● TASK: Locate the word "group" in the entries below, then gather every line that holds it.
* Begin DATA FOR THIS TASK *
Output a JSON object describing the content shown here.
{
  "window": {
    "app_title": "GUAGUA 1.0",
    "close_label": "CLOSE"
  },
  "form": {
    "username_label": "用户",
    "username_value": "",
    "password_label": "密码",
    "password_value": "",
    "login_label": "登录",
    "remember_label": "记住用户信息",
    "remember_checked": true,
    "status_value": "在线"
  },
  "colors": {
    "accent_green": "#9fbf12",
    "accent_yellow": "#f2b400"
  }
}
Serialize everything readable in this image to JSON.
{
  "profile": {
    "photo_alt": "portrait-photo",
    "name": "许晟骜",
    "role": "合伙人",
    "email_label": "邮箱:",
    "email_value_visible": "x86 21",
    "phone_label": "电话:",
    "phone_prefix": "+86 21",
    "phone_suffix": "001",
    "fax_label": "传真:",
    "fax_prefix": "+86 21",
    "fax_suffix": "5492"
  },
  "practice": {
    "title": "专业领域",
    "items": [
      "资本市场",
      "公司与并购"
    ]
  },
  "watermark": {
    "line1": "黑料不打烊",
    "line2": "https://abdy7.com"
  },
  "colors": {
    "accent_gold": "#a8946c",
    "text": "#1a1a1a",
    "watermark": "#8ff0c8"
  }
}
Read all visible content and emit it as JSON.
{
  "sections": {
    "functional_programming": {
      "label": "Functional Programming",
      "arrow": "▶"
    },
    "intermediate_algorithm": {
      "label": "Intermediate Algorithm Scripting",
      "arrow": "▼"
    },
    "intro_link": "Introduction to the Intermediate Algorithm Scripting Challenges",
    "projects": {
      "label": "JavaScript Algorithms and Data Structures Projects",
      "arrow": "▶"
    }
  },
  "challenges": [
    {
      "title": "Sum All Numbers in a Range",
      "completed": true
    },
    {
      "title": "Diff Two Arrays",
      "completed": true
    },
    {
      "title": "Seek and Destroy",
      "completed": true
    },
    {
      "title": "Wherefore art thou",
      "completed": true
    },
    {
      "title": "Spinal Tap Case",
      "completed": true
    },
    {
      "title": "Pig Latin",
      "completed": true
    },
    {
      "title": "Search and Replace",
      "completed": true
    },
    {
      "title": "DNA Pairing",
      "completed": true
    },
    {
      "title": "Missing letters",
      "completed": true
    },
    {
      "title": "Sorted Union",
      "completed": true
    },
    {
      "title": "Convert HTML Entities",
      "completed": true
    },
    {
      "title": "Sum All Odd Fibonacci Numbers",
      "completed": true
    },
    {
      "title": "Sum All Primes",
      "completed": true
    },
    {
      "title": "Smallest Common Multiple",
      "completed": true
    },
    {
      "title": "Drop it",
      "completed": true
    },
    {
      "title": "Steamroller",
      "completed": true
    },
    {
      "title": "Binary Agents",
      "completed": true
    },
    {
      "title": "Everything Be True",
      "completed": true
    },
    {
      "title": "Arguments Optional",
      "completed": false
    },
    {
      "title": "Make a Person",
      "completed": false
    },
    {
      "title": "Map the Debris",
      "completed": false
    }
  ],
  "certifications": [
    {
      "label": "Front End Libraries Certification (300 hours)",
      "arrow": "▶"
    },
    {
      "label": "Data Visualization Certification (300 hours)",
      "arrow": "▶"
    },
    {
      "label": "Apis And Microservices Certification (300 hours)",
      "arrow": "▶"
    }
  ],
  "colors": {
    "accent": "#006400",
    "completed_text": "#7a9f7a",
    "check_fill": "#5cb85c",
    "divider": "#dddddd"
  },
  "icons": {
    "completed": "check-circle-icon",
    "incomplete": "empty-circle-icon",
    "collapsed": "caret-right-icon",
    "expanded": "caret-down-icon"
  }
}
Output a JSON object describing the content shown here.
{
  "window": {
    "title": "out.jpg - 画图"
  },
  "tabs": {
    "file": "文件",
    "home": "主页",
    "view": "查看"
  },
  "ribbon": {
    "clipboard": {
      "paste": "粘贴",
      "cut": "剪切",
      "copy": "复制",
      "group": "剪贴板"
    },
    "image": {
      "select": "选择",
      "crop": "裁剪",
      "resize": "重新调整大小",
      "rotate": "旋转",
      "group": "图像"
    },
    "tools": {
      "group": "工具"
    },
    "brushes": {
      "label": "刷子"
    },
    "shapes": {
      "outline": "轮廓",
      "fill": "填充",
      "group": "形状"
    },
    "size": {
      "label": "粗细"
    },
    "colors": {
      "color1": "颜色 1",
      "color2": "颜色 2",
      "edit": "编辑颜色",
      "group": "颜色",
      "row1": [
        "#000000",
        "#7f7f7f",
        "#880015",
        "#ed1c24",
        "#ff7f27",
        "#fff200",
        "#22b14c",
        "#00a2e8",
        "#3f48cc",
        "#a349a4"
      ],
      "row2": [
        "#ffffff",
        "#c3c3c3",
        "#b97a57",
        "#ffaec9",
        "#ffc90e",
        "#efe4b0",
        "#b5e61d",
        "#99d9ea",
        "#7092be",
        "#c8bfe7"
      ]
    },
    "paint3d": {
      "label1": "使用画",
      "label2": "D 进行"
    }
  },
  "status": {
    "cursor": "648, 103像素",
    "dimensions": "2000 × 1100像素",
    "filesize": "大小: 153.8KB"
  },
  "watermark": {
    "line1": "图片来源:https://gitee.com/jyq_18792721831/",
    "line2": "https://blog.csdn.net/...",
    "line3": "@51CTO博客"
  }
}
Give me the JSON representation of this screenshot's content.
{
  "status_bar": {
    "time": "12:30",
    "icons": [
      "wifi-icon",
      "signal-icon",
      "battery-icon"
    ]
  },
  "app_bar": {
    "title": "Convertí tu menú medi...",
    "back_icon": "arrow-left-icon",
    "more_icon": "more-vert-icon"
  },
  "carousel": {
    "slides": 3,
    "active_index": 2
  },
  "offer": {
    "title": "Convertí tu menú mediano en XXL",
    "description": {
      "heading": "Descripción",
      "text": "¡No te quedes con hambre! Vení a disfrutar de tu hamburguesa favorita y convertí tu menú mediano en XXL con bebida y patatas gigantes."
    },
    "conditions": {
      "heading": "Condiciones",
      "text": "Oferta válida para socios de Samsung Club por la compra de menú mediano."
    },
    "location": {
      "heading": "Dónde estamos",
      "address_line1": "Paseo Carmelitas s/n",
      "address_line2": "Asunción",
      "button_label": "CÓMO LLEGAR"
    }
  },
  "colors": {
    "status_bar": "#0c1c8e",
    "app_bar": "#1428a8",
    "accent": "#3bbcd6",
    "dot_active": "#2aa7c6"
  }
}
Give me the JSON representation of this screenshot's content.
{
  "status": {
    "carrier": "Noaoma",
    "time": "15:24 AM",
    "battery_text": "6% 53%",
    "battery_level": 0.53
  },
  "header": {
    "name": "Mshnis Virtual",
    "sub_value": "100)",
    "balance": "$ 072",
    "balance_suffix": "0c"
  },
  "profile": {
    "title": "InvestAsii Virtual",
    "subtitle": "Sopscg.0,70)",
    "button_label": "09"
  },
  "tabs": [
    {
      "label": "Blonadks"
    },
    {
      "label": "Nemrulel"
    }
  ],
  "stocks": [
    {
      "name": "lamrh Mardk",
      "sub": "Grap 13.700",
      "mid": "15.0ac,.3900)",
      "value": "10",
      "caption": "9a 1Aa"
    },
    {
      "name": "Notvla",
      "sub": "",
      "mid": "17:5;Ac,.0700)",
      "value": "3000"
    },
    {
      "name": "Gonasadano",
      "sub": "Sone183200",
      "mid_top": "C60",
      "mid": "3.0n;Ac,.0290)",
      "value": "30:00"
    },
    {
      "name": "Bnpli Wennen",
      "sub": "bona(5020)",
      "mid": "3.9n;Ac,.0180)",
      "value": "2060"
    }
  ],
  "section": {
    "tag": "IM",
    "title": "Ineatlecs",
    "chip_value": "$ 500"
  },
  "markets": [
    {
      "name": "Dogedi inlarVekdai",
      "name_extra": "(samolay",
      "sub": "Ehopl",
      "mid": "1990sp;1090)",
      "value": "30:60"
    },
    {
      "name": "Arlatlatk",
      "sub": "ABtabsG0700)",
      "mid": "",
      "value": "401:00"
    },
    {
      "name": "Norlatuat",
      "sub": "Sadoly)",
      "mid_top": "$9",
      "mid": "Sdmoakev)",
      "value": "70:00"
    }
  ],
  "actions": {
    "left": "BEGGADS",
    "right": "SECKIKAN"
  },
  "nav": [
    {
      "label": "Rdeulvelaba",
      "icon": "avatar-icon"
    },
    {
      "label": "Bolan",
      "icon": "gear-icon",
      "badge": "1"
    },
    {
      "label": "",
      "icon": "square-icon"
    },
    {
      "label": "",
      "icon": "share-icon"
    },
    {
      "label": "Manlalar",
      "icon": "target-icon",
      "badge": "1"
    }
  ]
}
* End DATA FOR THIS TASK *
● CORRECT RESULT:
      "group": "剪贴板"
      "group": "图像"
      "group": "工具"
      "group": "形状"
      "group": "颜色",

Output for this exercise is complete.